### [RECORDS PROVIDED]
+===+

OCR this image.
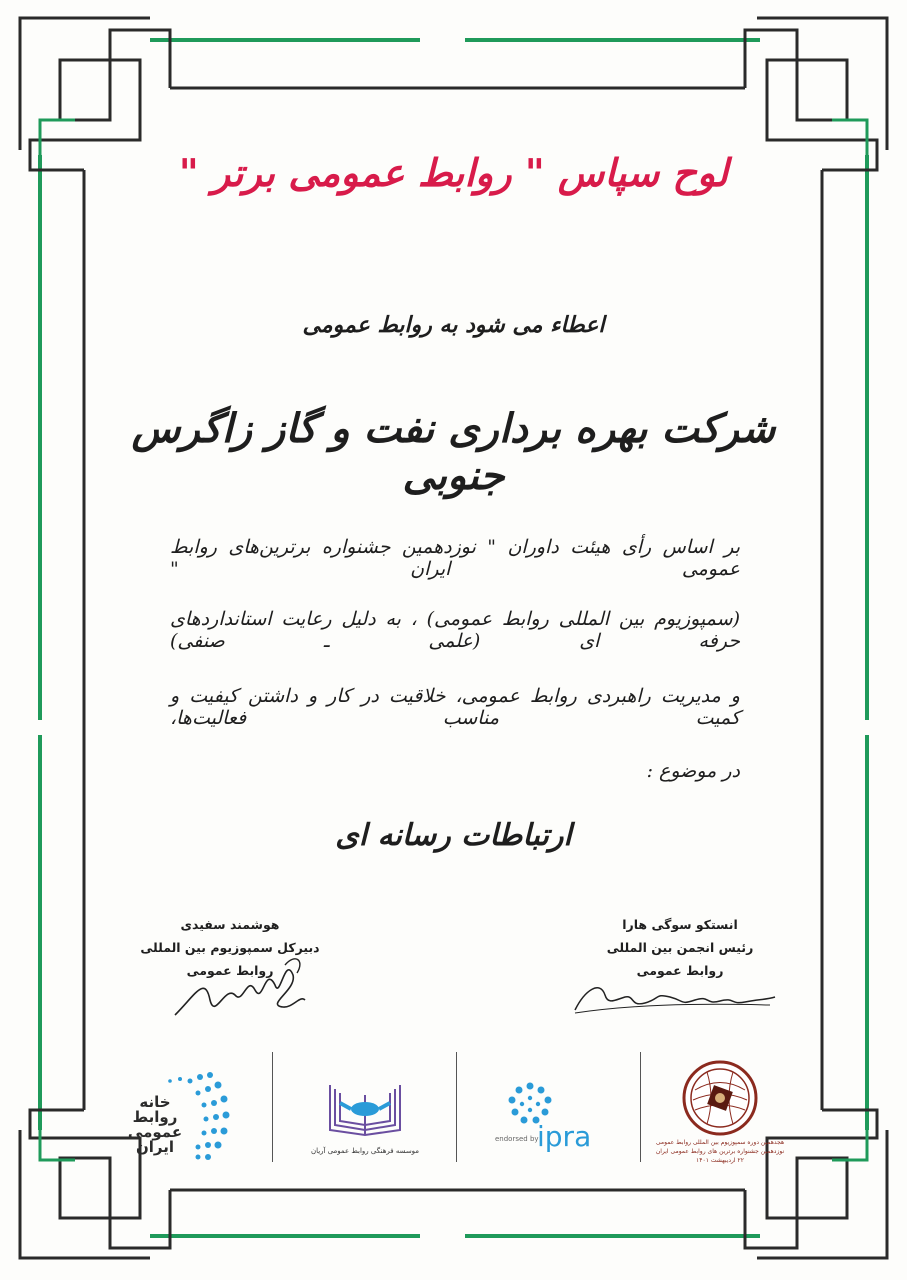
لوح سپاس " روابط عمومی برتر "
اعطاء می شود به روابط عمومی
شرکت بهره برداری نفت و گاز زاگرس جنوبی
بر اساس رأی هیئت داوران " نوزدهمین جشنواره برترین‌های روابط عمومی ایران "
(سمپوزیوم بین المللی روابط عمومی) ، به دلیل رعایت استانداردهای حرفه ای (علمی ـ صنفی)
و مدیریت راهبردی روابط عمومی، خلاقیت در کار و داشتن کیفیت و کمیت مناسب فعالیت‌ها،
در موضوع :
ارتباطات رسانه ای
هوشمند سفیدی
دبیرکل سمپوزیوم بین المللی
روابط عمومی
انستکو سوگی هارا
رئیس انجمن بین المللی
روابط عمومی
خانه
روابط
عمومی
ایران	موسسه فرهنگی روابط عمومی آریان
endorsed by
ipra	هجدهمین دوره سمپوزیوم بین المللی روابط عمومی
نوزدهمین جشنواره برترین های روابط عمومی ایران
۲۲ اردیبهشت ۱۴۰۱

+===+

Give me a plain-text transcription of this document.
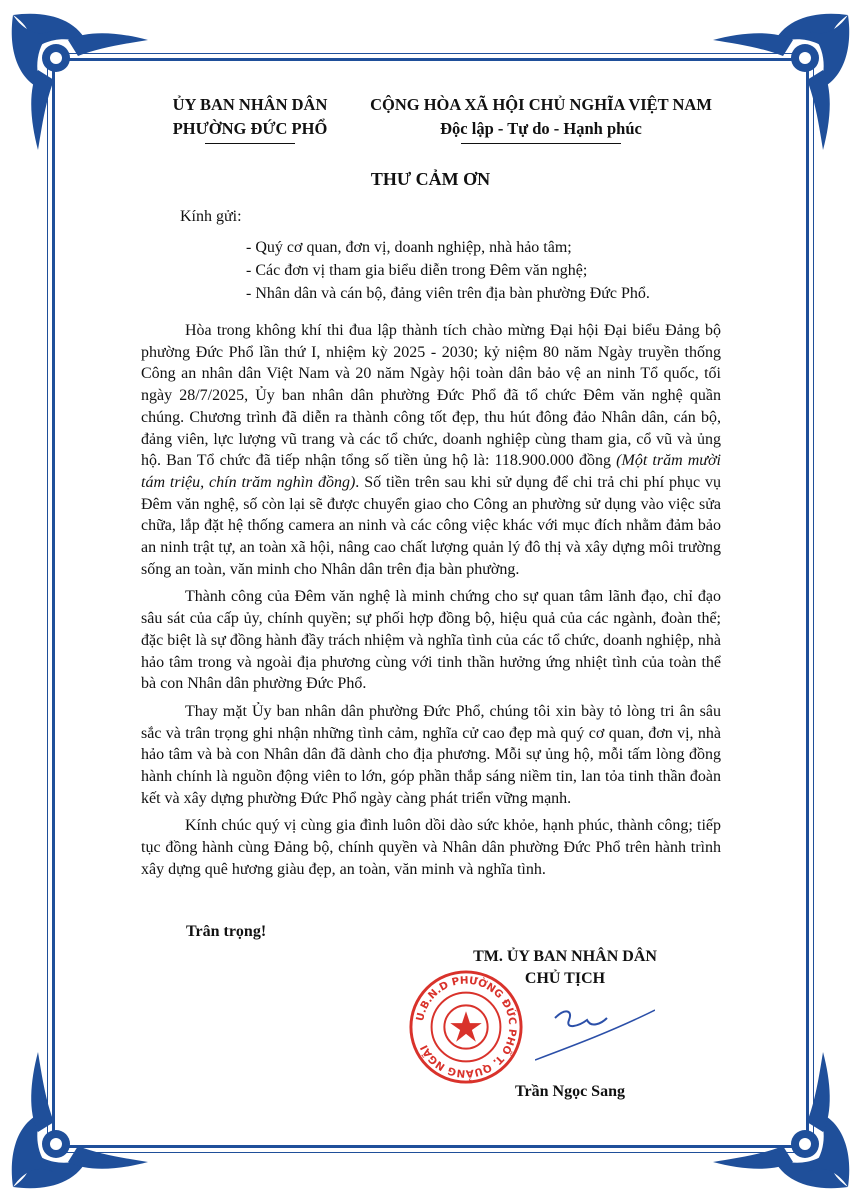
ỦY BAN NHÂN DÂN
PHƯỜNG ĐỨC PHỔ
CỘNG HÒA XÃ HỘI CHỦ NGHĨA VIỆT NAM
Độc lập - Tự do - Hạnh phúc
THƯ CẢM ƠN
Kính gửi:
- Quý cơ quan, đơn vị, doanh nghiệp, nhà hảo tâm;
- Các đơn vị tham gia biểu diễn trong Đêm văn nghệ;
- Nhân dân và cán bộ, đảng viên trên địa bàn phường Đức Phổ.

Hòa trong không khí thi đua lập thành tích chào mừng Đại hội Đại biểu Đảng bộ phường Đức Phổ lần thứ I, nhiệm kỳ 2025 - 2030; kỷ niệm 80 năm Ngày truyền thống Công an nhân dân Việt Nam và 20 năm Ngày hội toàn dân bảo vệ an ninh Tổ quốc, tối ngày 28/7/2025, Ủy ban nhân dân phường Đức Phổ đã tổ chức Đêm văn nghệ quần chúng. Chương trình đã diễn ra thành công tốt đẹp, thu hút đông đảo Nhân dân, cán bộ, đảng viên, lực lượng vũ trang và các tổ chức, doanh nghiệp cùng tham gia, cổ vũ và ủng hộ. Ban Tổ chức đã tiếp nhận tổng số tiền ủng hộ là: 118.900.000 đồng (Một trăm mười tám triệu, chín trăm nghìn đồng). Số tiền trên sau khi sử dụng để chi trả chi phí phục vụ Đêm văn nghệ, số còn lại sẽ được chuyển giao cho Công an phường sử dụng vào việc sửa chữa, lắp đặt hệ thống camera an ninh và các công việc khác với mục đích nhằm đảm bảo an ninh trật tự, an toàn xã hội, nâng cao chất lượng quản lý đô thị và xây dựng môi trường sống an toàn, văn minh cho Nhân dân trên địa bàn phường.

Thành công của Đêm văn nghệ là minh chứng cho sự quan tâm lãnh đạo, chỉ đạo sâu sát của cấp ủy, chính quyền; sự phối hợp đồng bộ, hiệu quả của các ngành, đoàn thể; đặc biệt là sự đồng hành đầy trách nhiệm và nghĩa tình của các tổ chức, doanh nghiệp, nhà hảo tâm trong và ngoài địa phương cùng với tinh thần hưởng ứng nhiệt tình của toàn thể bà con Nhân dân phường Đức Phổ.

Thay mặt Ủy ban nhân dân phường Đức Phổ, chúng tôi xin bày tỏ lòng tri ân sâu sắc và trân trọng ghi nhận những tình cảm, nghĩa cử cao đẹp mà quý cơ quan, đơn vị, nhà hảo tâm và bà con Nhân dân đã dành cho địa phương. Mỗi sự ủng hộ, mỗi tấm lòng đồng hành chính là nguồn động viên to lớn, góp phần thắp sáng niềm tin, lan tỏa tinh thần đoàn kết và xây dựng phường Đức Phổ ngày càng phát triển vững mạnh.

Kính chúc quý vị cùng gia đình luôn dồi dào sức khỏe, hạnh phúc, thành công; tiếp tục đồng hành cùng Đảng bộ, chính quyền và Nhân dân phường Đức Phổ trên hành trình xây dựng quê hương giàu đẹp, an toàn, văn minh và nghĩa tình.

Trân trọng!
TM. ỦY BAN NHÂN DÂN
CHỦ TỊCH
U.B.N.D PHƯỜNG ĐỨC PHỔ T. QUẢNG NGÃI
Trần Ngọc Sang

+===+

### [EXERCISE TASK]
Tally the lines of the listing in which the word "برترین" occurs, and state the total alone.

### [FULL RESPONSE]
2